» **DATA**:

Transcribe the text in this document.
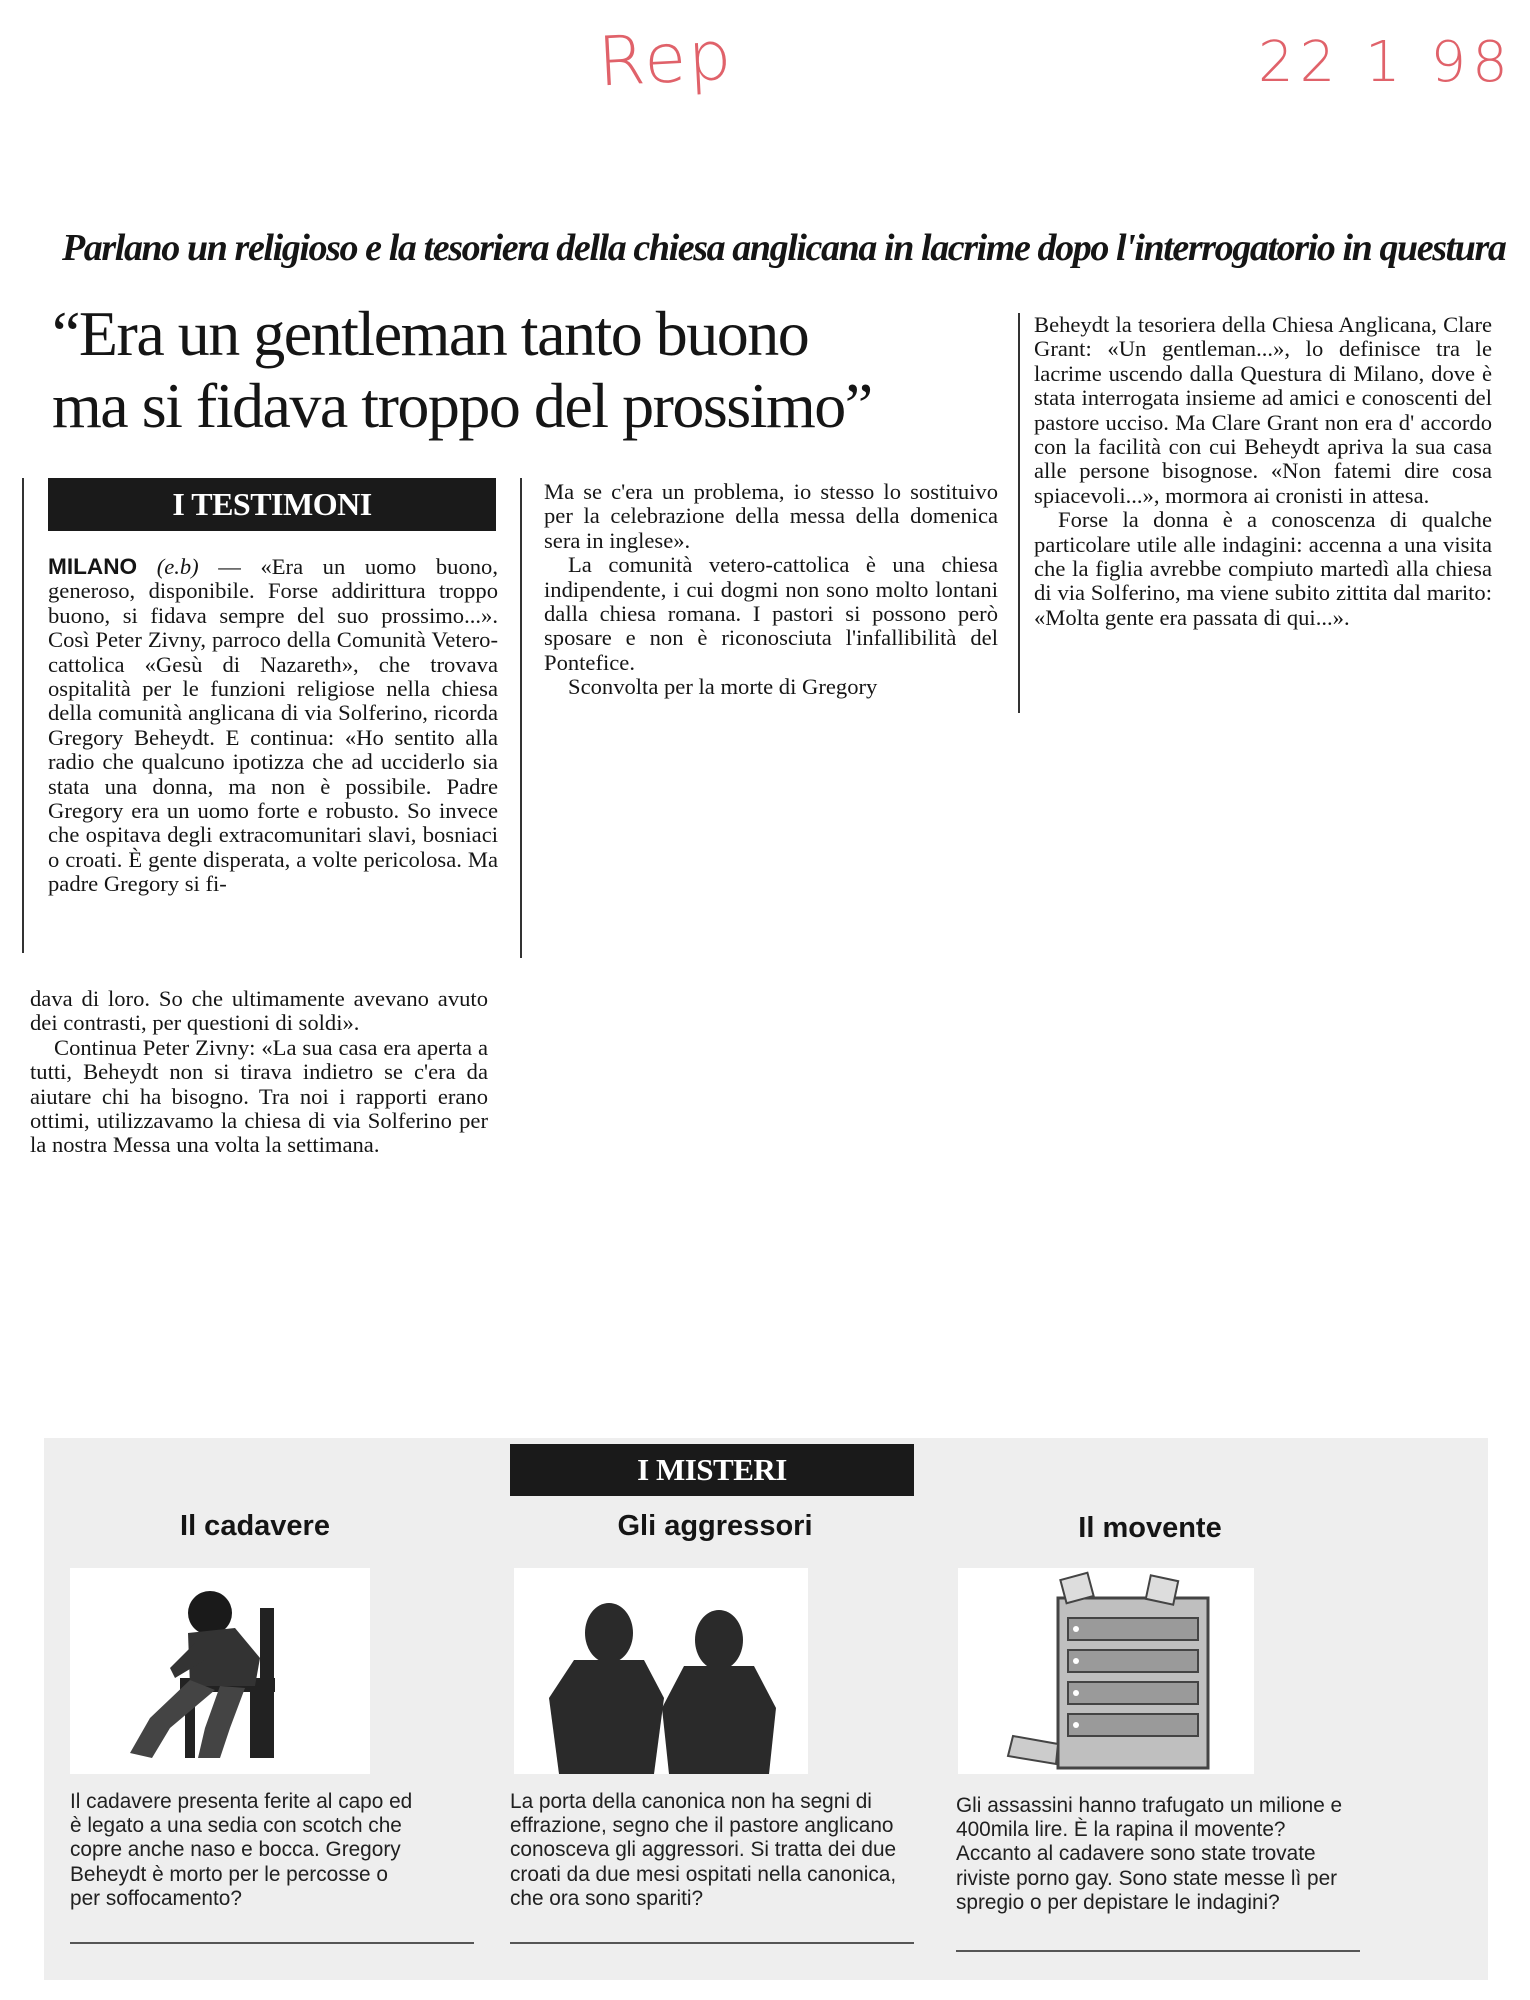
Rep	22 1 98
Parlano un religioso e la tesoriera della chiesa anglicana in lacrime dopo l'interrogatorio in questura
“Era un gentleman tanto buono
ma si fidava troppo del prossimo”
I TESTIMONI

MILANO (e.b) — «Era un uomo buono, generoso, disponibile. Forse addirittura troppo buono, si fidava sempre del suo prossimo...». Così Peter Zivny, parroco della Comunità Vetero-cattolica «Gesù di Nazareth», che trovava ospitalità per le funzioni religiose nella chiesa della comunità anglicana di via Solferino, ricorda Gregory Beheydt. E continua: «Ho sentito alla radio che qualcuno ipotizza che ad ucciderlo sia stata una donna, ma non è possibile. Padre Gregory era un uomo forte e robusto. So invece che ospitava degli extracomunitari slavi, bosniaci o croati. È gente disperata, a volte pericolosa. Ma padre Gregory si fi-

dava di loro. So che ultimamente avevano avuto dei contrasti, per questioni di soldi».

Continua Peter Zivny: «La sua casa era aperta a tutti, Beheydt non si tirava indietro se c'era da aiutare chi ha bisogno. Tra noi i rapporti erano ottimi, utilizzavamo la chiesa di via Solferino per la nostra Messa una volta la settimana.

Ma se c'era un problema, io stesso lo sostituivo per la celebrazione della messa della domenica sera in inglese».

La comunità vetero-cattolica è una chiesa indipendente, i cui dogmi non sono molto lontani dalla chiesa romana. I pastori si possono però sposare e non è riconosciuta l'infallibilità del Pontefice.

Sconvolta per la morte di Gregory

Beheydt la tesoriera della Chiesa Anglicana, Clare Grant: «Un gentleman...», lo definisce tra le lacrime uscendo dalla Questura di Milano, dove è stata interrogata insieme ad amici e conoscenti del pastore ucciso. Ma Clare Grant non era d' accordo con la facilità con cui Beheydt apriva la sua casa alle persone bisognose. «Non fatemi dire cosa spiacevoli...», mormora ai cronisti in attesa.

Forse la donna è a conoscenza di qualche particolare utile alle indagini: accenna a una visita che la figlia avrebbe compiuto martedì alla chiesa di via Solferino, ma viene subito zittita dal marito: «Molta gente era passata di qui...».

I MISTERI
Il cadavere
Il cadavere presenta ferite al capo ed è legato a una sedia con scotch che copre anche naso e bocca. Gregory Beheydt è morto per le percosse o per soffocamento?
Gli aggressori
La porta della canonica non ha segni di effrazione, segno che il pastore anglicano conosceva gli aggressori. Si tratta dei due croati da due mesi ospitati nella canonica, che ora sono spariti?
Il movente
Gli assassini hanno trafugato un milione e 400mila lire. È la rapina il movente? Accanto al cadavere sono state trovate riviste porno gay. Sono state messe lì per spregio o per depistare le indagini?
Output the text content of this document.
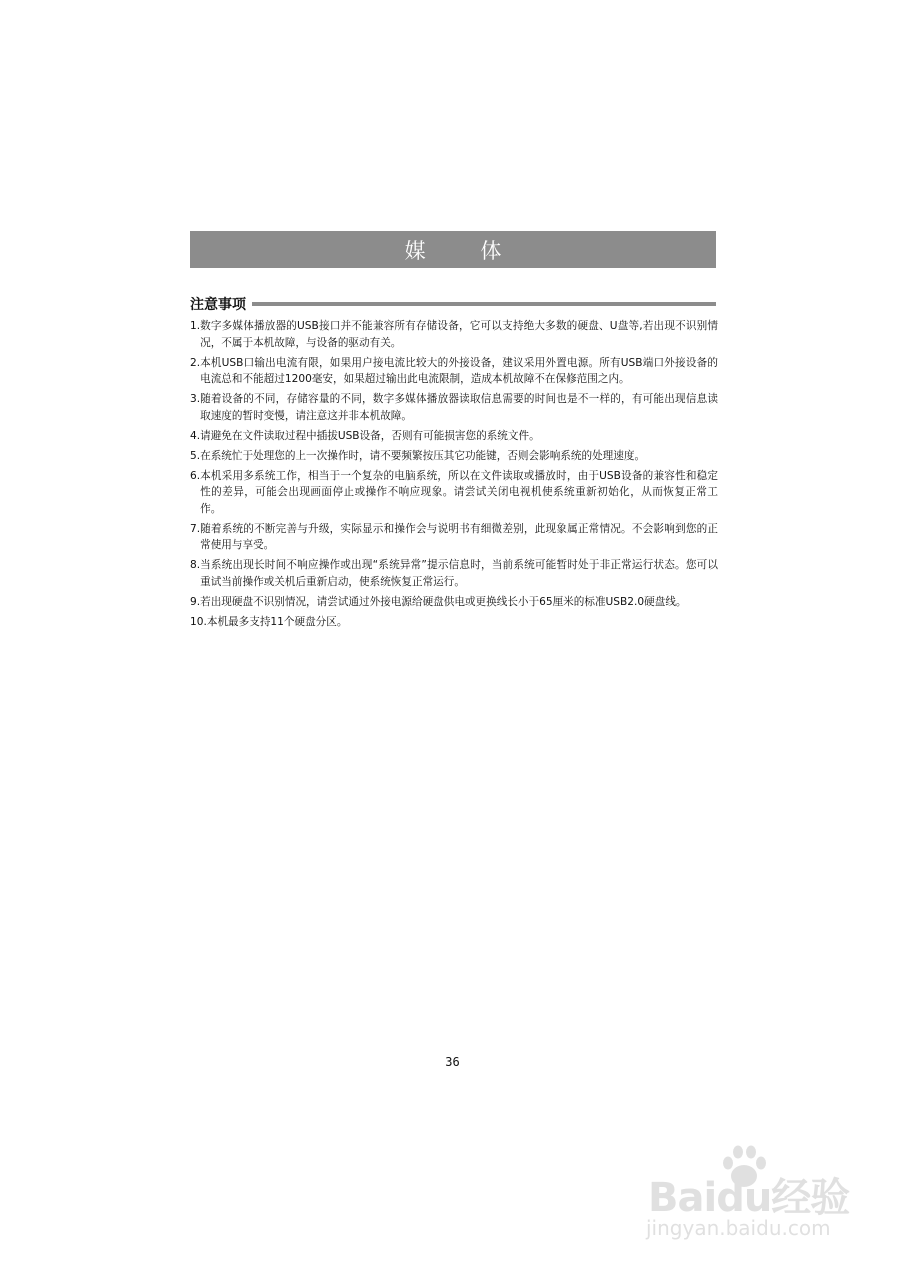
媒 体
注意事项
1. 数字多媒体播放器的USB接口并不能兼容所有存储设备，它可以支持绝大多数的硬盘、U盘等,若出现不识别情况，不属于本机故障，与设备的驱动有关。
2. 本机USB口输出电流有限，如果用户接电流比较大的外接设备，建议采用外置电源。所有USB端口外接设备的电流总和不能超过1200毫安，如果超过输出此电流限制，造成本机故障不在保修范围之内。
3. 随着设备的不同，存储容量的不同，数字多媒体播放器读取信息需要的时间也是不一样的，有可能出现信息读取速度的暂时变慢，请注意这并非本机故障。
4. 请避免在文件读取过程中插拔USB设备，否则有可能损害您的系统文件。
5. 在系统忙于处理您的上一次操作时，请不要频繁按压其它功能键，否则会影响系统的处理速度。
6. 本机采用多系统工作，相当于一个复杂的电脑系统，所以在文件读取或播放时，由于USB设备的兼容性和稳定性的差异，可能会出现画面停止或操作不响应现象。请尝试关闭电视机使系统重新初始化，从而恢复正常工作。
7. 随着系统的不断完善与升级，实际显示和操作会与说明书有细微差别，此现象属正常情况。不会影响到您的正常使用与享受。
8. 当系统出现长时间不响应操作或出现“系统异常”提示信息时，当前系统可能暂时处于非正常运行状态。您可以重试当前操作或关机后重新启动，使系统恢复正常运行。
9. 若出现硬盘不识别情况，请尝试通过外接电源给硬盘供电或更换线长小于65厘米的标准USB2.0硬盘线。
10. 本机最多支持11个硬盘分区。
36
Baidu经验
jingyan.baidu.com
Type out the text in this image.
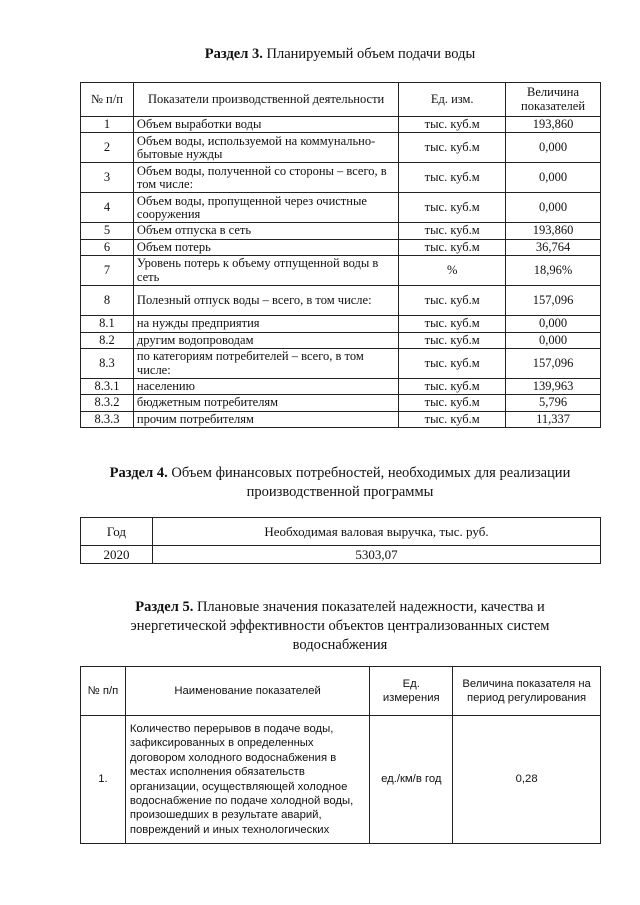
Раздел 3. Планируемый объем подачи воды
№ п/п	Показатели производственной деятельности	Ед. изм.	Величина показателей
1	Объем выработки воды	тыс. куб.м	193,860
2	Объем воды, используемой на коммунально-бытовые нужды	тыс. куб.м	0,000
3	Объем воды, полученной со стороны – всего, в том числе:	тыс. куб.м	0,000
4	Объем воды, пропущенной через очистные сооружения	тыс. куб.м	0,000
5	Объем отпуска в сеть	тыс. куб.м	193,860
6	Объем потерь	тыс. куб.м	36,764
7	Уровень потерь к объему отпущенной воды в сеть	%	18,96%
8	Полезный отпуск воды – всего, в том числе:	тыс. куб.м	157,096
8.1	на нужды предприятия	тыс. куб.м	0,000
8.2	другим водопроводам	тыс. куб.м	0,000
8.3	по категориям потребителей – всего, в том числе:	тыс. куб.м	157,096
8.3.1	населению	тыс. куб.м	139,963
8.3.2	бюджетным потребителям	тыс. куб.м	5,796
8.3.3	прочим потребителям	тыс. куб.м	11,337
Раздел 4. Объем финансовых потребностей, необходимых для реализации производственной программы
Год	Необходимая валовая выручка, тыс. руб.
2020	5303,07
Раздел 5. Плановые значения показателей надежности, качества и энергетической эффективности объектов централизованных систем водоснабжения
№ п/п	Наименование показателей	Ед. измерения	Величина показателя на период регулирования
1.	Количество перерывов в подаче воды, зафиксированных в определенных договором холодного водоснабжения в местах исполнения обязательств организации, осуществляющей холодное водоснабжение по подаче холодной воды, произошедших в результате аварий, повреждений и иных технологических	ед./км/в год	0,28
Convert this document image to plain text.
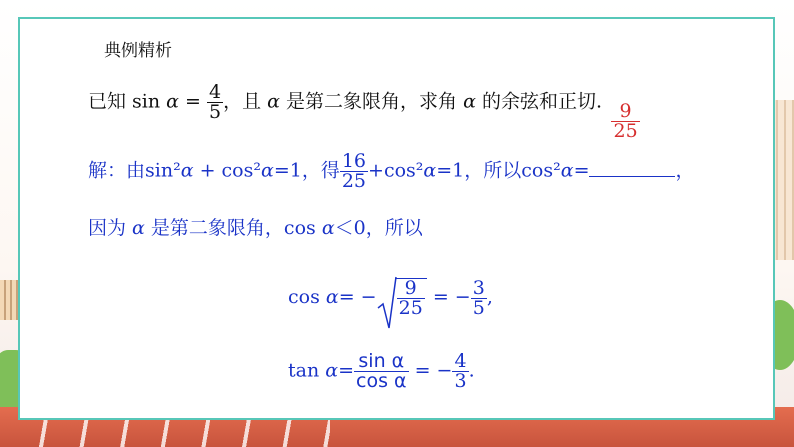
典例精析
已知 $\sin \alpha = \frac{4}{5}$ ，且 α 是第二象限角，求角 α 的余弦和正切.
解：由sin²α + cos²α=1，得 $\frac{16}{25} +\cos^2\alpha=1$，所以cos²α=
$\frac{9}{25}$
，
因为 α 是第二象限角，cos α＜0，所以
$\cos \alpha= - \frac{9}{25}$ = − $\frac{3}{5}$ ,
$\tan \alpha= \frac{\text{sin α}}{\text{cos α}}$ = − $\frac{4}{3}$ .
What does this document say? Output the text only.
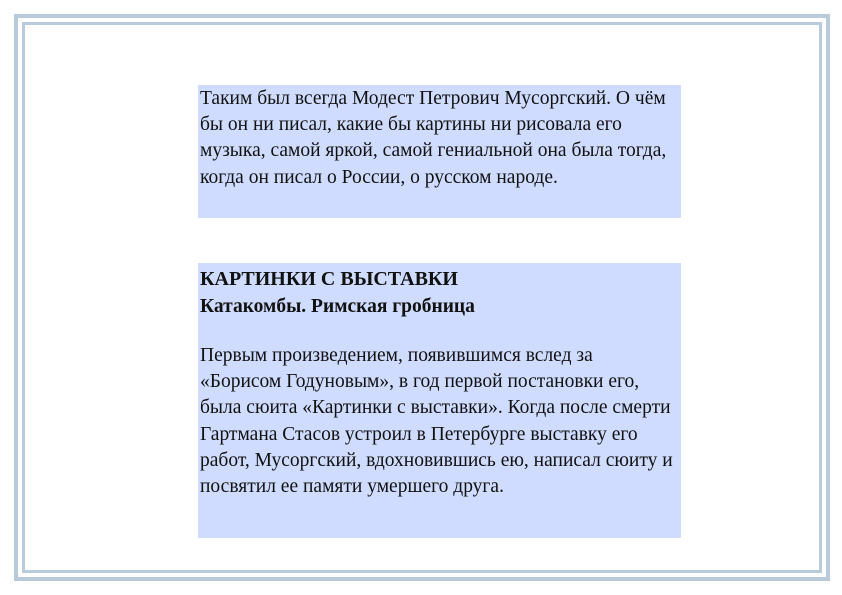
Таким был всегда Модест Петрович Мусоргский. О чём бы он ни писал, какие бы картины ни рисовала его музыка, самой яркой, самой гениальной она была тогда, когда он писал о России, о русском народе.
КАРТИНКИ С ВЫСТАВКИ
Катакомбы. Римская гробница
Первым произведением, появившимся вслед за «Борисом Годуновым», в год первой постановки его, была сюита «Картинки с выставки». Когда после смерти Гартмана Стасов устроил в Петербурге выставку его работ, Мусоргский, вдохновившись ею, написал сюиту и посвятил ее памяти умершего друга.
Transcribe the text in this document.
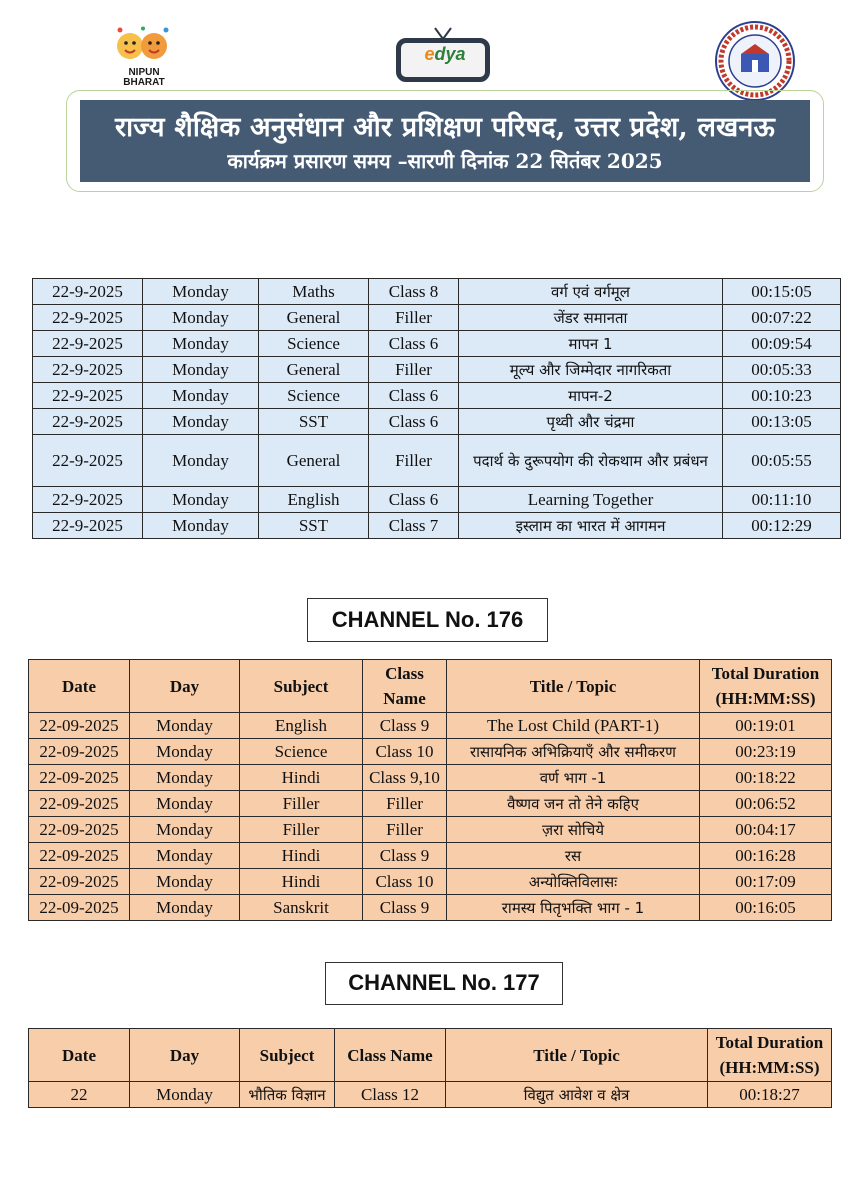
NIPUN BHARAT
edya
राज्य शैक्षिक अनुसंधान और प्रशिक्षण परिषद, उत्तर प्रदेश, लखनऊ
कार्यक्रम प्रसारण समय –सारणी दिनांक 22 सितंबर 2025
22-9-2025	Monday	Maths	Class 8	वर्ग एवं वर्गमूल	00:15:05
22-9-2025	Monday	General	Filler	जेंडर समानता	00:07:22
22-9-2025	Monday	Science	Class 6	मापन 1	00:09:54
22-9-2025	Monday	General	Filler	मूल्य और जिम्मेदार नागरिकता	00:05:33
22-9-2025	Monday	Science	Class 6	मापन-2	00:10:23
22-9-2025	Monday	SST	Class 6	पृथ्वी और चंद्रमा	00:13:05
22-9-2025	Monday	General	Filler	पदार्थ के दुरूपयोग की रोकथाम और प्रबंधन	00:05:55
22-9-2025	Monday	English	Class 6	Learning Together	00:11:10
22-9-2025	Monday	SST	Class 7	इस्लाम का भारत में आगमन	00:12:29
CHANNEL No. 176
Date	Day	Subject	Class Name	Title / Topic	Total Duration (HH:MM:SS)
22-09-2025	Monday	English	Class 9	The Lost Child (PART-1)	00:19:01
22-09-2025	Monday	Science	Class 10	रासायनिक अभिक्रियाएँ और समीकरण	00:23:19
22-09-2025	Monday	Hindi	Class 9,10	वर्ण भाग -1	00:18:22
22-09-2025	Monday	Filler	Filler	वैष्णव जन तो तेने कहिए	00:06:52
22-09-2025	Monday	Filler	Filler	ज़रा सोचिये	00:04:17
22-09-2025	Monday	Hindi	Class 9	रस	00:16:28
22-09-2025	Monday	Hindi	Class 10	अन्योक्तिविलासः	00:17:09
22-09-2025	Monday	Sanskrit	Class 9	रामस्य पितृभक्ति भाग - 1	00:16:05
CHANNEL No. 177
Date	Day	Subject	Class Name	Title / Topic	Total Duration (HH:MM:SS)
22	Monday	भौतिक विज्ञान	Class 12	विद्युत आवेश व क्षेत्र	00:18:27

» **WHAT IS ASKED**:
Return every line containing "tesoriera".

» **EXERCISE OUTPUT**:
Parlano un religioso e la tesoriera della chiesa anglicana in lacrime dopo l'interrogatorio in questura
Beheydt la tesoriera della Chiesa Anglicana, Clare Grant: «Un gentleman...», lo definisce tra le lacrime uscendo dalla Questura di Milano, dove è stata interrogata insieme ad amici e conoscenti del pastore ucciso. Ma Clare Grant non era d' accordo con la facilità con cui Beheydt apriva la sua casa alle persone bisognose. «Non fatemi dire cosa spiacevoli...», mormora ai cronisti in attesa.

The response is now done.